··· EXERCISE INPUTS ···

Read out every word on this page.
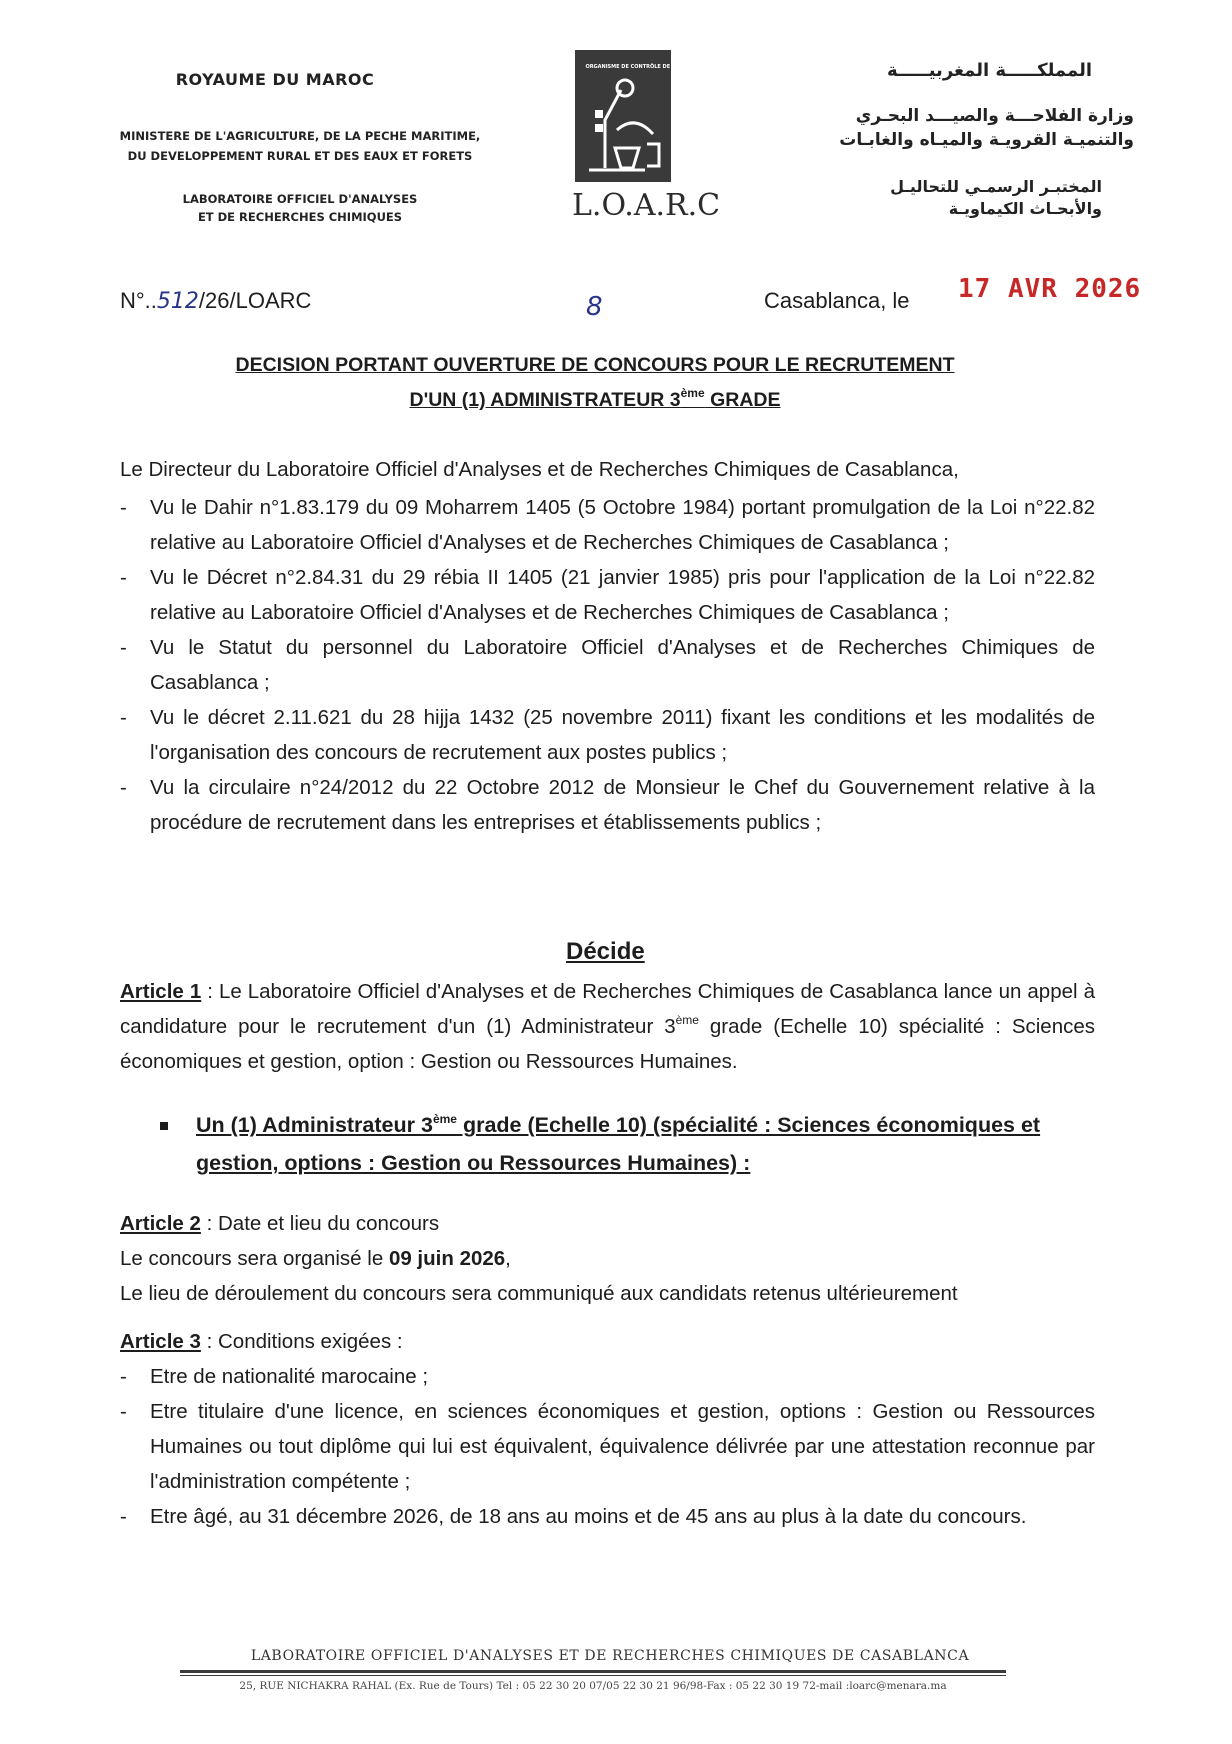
ROYAUME DU MAROC
MINISTERE DE L'AGRICULTURE, DE LA PECHE MARITIME,
DU DEVELOPPEMENT RURAL ET DES EAUX ET FORETS
LABORATOIRE OFFICIEL D'ANALYSES
ET DE RECHERCHES CHIMIQUES
ORGANISME DE CONTRÔLE DE LA QUALITÉ
L.O.A.R.C
المملكـــــة المغربيـــــة
وزارة الفلاحـــة والصيـــد البحـري
والتنميـة القرويـة والميـاه والغابـات
المختبـر الرسمـي للتحاليـل
والأبحـاث الكيماويـة
N°..512/26/LOARC	8	Casablanca, le 17 AVR 2026
DECISION PORTANT OUVERTURE DE CONCOURS POUR LE RECRUTEMENT
D'UN (1) ADMINISTRATEUR 3ème GRADE
Le Directeur du Laboratoire Officiel d'Analyses et de Recherches Chimiques de Casablanca,
- Vu le Dahir n°1.83.179 du 09 Moharrem 1405 (5 Octobre 1984) portant promulgation de la Loi n°22.82 relative au Laboratoire Officiel d'Analyses et de Recherches Chimiques de Casablanca ;
- Vu le Décret n°2.84.31 du 29 rébia II 1405 (21 janvier 1985) pris pour l'application de la Loi n°22.82 relative au Laboratoire Officiel d'Analyses et de Recherches Chimiques de Casablanca ;
- Vu le Statut du personnel du Laboratoire Officiel d'Analyses et de Recherches Chimiques de Casablanca ;
- Vu le décret 2.11.621 du 28 hijja 1432 (25 novembre 2011) fixant les conditions et les modalités de l'organisation des concours de recrutement aux postes publics ;
- Vu la circulaire n°24/2012 du 22 Octobre 2012 de Monsieur le Chef du Gouvernement relative à la procédure de recrutement dans les entreprises et établissements publics ;
Décide
Article 1 : Le Laboratoire Officiel d'Analyses et de Recherches Chimiques de Casablanca lance un appel à candidature pour le recrutement d'un (1) Administrateur 3ème grade (Echelle 10) spécialité : Sciences économiques et gestion, option : Gestion ou Ressources Humaines.
Un (1) Administrateur 3ème grade (Echelle 10) (spécialité : Sciences économiques et gestion, options : Gestion ou Ressources Humaines) :
Article 2 : Date et lieu du concours
Le concours sera organisé le 09 juin 2026,
Le lieu de déroulement du concours sera communiqué aux candidats retenus ultérieurement
Article 3 : Conditions exigées :
- Etre de nationalité marocaine ;
- Etre titulaire d'une licence, en sciences économiques et gestion, options : Gestion ou Ressources Humaines ou tout diplôme qui lui est équivalent, équivalence délivrée par une attestation reconnue par l'administration compétente ;
- Etre âgé, au 31 décembre 2026, de 18 ans au moins et de 45 ans au plus à la date du concours.
LABORATOIRE OFFICIEL D'ANALYSES ET DE RECHERCHES CHIMIQUES DE CASABLANCA
25, RUE NICHAKRA RAHAL (Ex. Rue de Tours) Tel : 05 22 30 20 07/05 22 30 21 96/98-Fax : 05 22 30 19 72-mail :loarc@menara.ma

···

§ **WHAT TO WORK ON**
Reproduce each line word for word and drop the pictures.

§ **RESULT FOR THIS EXERCISE**
Read out every word on this page.
ROYAUME DU MAROC
MINISTERE DE L'AGRICULTURE, DE LA PECHE MARITIME,
DU DEVELOPPEMENT RURAL ET DES EAUX ET FORETS
LABORATOIRE OFFICIEL D'ANALYSES
ET DE RECHERCHES CHIMIQUES
ORGANISME DE CONTRÔLE DE LA QUALITÉ
L.O.A.R.C
المملكـــــة المغربيـــــة
وزارة الفلاحـــة والصيـــد البحـري
والتنميـة القرويـة والميـاه والغابـات
المختبـر الرسمـي للتحاليـل
والأبحـاث الكيماويـة
N°..512/26/LOARC	8	Casablanca, le 17 AVR 2026
DECISION PORTANT OUVERTURE DE CONCOURS POUR LE RECRUTEMENT
D'UN (1) ADMINISTRATEUR 3ème GRADE
Le Directeur du Laboratoire Officiel d'Analyses et de Recherches Chimiques de Casablanca,
- Vu le Dahir n°1.83.179 du 09 Moharrem 1405 (5 Octobre 1984) portant promulgation de la Loi n°22.82 relative au Laboratoire Officiel d'Analyses et de Recherches Chimiques de Casablanca ;
- Vu le Décret n°2.84.31 du 29 rébia II 1405 (21 janvier 1985) pris pour l'application de la Loi n°22.82 relative au Laboratoire Officiel d'Analyses et de Recherches Chimiques de Casablanca ;
- Vu le Statut du personnel du Laboratoire Officiel d'Analyses et de Recherches Chimiques de Casablanca ;
- Vu le décret 2.11.621 du 28 hijja 1432 (25 novembre 2011) fixant les conditions et les modalités de l'organisation des concours de recrutement aux postes publics ;
- Vu la circulaire n°24/2012 du 22 Octobre 2012 de Monsieur le Chef du Gouvernement relative à la procédure de recrutement dans les entreprises et établissements publics ;
Décide
Article 1 : Le Laboratoire Officiel d'Analyses et de Recherches Chimiques de Casablanca lance un appel à candidature pour le recrutement d'un (1) Administrateur 3ème grade (Echelle 10) spécialité : Sciences économiques et gestion, option : Gestion ou Ressources Humaines.
Un (1) Administrateur 3ème grade (Echelle 10) (spécialité : Sciences économiques et gestion, options : Gestion ou Ressources Humaines) :
Article 2 : Date et lieu du concours
Le concours sera organisé le 09 juin 2026,
Le lieu de déroulement du concours sera communiqué aux candidats retenus ultérieurement
Article 3 : Conditions exigées :
- Etre de nationalité marocaine ;
- Etre titulaire d'une licence, en sciences économiques et gestion, options : Gestion ou Ressources Humaines ou tout diplôme qui lui est équivalent, équivalence délivrée par une attestation reconnue par l'administration compétente ;
- Etre âgé, au 31 décembre 2026, de 18 ans au moins et de 45 ans au plus à la date du concours.
LABORATOIRE OFFICIEL D'ANALYSES ET DE RECHERCHES CHIMIQUES DE CASABLANCA
25, RUE NICHAKRA RAHAL (Ex. Rue de Tours) Tel : 05 22 30 20 07/05 22 30 21 96/98-Fax : 05 22 30 19 72-mail :loarc@menara.ma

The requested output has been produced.